** start of Given records **

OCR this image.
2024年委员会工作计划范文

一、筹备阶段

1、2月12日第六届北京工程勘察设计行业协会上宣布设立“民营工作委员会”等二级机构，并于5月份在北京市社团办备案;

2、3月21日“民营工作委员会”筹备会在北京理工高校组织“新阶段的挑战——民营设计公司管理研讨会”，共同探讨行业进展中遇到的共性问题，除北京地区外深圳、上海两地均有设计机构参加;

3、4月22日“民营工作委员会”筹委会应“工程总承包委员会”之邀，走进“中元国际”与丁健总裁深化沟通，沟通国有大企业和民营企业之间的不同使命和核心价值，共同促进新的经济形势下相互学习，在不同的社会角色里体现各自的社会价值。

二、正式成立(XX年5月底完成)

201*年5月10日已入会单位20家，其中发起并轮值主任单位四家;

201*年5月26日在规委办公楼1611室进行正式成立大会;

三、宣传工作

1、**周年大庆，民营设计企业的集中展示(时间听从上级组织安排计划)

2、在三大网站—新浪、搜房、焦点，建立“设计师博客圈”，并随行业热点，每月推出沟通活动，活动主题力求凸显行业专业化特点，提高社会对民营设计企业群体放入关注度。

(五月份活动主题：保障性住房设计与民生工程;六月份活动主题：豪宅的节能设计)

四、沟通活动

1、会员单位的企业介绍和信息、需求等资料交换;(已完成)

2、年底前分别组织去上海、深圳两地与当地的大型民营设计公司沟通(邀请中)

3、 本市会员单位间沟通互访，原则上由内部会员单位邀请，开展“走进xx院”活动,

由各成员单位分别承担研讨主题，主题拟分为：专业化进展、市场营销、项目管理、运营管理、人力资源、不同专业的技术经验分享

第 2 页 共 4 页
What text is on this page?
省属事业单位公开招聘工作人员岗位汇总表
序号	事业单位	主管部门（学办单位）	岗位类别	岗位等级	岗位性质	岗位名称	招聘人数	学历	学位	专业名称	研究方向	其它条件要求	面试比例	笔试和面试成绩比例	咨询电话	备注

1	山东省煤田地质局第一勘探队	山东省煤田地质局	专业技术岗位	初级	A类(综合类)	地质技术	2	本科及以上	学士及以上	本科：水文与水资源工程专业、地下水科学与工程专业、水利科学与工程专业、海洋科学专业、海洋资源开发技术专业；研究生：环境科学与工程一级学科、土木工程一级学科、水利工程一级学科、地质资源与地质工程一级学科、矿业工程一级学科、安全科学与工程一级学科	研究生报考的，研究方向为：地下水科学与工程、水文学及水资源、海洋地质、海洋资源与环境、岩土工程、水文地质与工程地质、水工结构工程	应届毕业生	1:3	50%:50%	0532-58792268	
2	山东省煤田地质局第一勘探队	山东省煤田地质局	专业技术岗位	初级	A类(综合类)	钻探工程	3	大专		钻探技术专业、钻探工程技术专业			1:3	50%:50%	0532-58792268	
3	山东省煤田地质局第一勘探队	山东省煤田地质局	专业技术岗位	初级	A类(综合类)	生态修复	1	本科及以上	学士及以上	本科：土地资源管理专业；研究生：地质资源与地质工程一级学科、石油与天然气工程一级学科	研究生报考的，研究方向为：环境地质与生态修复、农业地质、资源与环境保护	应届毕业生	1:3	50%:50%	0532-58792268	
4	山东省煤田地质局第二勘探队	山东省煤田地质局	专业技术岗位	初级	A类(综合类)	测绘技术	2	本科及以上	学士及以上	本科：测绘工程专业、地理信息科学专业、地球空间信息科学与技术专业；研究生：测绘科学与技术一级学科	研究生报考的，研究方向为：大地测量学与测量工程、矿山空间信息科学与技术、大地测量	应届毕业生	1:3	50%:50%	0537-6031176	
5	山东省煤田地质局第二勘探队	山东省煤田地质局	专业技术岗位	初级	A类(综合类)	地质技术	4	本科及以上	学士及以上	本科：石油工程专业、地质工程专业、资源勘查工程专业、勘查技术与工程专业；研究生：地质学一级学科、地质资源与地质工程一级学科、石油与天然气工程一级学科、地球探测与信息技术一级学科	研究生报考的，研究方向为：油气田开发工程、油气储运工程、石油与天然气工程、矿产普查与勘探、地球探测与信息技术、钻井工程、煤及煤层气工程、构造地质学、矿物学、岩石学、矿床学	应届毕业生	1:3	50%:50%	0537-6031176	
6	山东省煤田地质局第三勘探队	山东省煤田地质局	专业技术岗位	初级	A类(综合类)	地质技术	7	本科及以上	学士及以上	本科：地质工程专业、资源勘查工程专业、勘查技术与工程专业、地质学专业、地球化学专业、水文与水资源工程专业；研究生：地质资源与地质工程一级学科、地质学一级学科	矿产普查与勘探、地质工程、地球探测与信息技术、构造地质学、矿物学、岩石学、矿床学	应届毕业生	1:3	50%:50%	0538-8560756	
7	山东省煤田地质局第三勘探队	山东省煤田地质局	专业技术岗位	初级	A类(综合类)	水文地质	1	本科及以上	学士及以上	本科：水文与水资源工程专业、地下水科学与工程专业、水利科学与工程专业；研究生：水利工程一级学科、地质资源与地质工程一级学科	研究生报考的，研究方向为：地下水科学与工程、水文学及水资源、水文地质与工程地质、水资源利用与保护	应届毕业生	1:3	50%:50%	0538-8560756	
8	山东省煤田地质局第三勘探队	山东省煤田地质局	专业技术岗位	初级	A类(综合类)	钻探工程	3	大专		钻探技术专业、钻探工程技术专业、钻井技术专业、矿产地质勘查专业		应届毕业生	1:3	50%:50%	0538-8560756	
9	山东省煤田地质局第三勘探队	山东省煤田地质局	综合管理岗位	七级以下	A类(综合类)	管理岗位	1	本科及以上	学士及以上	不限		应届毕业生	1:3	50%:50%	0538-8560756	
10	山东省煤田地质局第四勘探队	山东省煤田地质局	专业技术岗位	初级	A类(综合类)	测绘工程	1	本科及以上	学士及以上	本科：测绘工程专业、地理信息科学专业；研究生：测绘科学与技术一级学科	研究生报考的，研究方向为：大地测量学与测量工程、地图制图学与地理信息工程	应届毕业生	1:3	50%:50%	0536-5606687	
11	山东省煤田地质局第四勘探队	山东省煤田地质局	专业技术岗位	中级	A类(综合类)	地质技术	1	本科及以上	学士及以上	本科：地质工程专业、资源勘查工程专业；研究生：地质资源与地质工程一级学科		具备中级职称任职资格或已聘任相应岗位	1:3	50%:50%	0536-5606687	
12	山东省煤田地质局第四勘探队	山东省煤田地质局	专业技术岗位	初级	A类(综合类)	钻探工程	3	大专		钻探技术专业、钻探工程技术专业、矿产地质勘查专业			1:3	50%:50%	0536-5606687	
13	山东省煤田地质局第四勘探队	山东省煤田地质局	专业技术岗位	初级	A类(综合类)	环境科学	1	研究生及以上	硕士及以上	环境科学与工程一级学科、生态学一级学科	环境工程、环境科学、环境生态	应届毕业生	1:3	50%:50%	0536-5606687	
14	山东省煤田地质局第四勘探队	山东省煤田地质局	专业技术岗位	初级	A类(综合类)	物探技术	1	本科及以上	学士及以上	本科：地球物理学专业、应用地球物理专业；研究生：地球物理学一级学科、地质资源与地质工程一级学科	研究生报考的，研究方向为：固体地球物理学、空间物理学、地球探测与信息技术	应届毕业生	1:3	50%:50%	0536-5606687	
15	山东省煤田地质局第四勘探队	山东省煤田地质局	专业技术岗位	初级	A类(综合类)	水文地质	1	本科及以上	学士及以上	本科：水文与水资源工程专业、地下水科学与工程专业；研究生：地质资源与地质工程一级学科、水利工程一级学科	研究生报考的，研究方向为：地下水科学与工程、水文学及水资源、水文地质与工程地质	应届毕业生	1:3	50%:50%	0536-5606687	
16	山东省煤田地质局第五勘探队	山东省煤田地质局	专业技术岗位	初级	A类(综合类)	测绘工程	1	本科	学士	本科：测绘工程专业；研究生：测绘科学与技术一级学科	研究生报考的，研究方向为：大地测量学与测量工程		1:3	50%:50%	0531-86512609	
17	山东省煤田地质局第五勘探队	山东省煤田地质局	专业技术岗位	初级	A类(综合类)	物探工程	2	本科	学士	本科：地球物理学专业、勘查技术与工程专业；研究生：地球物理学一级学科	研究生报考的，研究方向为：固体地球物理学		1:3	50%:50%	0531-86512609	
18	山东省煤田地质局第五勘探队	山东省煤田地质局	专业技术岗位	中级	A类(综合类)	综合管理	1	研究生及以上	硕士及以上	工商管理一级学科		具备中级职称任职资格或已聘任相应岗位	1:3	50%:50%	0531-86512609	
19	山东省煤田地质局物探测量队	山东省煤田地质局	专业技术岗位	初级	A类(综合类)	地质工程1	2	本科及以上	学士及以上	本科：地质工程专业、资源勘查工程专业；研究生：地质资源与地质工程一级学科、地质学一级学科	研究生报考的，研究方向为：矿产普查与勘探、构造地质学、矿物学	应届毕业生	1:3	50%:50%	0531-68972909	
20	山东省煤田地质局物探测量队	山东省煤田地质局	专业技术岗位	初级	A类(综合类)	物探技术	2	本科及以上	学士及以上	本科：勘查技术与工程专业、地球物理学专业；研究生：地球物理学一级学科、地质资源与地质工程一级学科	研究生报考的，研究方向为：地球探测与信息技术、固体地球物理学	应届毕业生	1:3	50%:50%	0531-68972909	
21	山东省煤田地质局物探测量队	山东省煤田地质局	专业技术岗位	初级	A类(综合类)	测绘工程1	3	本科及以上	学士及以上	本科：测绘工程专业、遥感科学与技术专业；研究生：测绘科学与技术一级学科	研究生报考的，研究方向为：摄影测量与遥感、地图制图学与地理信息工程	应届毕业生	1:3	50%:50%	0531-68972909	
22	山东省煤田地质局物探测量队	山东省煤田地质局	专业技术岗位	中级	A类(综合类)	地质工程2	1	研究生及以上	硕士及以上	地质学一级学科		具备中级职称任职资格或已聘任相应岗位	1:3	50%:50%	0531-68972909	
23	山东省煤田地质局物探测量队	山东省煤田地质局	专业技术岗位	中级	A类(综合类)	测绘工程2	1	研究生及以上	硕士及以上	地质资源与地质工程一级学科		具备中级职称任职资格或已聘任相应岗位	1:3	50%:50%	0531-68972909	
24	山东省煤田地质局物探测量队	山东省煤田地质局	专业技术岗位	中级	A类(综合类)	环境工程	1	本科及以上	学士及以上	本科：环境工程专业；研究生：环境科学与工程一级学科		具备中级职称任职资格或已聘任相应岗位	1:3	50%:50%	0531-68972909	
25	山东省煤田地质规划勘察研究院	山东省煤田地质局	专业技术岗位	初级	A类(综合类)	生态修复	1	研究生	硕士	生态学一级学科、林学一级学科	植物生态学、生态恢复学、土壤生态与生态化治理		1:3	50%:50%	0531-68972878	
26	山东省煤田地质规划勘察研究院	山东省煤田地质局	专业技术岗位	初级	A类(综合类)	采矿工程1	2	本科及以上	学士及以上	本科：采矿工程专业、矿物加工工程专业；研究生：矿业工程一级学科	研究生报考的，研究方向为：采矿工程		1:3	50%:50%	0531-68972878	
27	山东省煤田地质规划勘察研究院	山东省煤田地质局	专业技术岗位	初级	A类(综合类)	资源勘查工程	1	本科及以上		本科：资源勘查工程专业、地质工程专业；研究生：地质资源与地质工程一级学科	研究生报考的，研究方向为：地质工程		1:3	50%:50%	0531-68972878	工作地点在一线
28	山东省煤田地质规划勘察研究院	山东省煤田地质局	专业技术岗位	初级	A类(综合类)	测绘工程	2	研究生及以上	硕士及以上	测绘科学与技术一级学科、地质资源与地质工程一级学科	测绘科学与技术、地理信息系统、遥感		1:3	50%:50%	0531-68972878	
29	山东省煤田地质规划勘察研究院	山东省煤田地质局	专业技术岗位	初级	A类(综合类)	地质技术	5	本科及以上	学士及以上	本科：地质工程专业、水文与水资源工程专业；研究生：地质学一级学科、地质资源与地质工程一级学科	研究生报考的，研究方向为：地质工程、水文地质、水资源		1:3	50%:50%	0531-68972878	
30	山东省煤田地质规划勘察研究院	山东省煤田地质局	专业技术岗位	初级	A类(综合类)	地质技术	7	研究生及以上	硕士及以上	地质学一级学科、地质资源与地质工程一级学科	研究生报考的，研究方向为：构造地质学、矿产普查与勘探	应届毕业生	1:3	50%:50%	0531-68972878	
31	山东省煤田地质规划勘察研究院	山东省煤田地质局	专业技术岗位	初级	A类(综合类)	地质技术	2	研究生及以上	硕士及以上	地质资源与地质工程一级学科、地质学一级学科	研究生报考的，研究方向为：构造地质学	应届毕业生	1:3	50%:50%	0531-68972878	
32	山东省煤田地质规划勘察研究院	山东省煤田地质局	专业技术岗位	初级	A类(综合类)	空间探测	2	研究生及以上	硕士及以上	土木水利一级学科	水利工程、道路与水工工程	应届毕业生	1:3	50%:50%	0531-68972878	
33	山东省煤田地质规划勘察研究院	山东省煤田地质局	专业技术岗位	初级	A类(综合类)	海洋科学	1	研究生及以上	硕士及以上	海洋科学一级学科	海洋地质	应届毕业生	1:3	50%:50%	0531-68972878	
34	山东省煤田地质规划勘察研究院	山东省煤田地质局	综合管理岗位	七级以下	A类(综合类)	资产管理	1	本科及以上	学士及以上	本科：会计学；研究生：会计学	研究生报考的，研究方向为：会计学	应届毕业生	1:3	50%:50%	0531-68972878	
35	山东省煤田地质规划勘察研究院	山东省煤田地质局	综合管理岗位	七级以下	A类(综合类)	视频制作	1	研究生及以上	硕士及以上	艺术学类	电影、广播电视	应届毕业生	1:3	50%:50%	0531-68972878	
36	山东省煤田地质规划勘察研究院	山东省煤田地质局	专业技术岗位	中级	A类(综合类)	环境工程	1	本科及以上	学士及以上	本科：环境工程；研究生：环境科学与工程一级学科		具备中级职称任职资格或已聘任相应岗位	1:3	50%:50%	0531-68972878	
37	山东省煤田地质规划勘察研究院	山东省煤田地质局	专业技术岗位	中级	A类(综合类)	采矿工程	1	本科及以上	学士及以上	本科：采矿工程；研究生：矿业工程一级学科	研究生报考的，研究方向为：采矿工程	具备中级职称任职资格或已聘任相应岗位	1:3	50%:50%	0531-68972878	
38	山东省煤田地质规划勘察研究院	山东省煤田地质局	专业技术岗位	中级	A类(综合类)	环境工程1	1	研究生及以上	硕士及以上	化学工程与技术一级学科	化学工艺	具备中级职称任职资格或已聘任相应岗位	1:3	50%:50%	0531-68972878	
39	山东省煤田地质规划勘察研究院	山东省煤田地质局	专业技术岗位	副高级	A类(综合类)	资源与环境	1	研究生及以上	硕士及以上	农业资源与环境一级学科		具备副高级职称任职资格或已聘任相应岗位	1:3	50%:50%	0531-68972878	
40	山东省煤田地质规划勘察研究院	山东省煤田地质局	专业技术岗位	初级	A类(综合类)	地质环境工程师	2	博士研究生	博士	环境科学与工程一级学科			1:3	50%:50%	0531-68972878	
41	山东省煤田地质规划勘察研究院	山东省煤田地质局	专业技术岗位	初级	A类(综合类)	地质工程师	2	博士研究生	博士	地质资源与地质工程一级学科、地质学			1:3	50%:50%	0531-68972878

** end of Given records **

**Short task**
Answer with one number: how many lines in the listing hold "钻探工程".

**Finished answer**
3